Instructions to follow: For every line in the data below that contains "Berg", copy the line.
-- BEGIN Dataset records --
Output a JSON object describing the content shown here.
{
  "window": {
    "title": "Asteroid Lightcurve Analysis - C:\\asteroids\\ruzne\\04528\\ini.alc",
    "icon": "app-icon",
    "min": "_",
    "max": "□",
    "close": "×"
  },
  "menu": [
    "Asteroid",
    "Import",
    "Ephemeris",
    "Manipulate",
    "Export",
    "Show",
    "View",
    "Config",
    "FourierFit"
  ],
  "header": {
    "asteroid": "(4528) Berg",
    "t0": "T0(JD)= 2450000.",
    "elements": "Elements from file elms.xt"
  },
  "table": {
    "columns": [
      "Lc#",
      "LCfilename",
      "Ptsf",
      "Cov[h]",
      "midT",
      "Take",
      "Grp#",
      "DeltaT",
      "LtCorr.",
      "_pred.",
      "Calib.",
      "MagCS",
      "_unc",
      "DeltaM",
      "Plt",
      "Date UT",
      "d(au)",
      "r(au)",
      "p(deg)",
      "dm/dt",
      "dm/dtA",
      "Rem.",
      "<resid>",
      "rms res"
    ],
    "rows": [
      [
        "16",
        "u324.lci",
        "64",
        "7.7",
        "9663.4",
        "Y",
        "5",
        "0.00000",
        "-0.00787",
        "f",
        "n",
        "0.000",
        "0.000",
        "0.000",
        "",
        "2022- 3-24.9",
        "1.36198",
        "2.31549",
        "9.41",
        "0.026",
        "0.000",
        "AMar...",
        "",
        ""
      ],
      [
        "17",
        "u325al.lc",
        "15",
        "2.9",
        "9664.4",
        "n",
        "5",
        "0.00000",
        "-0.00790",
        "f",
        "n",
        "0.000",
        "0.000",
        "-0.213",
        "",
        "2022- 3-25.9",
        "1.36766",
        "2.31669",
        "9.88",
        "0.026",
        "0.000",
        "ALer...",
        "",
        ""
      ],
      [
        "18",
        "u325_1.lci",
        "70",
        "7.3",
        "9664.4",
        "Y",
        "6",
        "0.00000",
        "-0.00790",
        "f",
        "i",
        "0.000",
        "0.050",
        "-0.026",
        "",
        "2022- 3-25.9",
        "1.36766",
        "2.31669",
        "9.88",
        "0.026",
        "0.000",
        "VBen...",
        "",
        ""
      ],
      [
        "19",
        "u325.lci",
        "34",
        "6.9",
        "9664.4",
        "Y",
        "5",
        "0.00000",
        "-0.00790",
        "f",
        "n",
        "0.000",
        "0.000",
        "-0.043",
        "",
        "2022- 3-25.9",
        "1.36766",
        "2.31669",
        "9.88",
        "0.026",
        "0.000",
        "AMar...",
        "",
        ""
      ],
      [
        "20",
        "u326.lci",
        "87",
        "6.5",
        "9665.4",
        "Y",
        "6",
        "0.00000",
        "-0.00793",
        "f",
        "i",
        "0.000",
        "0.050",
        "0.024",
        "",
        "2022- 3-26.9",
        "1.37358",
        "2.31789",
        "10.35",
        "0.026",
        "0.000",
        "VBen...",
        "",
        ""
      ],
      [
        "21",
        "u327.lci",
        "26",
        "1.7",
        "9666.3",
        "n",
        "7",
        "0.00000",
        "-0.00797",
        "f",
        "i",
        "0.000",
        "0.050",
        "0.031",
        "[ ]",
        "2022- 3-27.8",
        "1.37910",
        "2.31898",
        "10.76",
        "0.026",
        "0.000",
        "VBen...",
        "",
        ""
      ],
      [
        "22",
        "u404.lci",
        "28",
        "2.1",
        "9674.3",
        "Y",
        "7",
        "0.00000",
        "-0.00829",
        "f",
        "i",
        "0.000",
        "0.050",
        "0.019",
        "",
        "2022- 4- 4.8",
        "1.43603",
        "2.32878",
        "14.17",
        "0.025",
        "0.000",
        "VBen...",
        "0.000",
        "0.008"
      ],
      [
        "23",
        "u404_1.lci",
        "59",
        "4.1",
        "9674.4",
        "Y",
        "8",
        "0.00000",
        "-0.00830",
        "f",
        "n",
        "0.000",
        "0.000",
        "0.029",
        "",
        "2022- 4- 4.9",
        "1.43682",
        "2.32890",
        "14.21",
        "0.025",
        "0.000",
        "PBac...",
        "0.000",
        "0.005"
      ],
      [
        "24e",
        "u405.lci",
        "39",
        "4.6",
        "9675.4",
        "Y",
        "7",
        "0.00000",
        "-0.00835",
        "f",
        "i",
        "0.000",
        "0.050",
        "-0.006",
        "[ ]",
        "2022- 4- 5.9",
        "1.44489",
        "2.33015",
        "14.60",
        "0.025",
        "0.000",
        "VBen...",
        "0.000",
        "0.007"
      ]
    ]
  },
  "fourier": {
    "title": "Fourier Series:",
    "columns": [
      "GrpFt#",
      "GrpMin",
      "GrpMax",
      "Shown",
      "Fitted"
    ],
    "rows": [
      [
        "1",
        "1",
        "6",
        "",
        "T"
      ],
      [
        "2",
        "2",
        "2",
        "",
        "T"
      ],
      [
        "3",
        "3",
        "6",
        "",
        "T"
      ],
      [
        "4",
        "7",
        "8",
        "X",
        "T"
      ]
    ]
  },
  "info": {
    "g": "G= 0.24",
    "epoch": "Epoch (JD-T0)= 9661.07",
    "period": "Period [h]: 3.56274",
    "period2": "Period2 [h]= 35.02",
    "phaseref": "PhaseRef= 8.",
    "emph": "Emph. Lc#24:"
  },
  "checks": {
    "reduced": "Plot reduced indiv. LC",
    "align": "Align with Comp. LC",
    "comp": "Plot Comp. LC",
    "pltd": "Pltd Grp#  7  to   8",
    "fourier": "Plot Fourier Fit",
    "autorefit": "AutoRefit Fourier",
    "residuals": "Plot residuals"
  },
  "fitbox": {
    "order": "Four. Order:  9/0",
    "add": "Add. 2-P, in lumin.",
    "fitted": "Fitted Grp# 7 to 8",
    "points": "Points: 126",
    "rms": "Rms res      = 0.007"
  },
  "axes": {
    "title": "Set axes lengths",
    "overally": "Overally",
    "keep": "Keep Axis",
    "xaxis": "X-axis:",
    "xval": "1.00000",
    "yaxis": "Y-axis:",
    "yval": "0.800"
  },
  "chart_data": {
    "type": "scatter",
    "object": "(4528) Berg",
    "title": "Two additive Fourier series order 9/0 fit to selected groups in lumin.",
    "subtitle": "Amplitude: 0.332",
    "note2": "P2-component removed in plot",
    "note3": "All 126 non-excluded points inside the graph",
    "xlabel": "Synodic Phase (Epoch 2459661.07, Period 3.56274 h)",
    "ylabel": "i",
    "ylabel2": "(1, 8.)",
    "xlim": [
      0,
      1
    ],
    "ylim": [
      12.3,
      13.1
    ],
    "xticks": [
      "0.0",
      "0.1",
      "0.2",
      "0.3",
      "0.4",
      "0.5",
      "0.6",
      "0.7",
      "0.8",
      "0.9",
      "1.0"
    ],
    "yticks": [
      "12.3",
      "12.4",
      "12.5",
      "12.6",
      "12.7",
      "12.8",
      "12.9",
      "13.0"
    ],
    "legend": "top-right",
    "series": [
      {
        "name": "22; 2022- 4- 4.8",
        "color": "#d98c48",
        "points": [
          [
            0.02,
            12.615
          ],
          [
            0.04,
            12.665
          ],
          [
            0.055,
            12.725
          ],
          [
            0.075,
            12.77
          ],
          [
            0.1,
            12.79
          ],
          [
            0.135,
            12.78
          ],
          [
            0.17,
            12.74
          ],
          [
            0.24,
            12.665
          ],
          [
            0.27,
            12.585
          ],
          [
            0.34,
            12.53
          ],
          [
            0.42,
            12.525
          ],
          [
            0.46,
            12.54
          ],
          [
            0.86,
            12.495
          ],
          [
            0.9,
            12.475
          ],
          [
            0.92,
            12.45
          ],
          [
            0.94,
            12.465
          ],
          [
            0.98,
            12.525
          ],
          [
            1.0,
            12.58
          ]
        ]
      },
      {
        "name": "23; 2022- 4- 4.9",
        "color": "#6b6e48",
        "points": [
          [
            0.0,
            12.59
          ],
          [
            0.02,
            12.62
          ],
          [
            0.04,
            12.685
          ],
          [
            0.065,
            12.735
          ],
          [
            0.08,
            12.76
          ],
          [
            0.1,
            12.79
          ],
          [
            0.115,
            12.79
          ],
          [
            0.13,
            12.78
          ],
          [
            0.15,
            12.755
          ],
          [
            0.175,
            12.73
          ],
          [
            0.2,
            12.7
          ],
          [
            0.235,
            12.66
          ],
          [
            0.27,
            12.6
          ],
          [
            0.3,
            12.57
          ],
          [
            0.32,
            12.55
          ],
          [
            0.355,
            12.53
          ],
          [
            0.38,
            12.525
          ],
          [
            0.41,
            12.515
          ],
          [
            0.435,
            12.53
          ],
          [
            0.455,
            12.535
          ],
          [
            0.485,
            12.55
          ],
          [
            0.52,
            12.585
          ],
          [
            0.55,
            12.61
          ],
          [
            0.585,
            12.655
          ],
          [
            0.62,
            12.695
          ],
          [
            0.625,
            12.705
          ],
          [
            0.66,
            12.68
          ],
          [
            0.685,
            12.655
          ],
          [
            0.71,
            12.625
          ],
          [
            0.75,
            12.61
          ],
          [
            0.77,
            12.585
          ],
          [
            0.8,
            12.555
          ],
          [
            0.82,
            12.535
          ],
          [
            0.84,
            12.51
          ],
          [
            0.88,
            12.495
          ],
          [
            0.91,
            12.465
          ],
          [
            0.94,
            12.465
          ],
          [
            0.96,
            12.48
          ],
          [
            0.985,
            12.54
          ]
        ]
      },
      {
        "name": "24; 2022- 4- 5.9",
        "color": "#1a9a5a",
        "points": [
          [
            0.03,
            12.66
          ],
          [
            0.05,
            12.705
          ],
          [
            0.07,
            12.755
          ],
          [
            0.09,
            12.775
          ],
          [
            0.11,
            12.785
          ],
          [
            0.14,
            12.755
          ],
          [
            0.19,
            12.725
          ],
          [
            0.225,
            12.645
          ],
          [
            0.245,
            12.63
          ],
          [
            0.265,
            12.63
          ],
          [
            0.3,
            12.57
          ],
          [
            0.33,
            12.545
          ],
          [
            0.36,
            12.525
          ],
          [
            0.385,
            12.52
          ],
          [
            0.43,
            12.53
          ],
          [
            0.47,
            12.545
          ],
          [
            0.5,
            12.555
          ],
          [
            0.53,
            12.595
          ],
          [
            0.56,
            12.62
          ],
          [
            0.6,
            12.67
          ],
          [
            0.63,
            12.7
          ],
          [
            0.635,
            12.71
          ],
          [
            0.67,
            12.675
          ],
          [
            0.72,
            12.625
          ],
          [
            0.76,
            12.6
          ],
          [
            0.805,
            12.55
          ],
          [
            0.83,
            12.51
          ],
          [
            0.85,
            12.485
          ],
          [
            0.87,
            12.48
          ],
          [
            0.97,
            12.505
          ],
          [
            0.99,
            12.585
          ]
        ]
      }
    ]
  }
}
-- END Dataset records --
Solution:
    "asteroid": "(4528) Berg",
    "object": "(4528) Berg",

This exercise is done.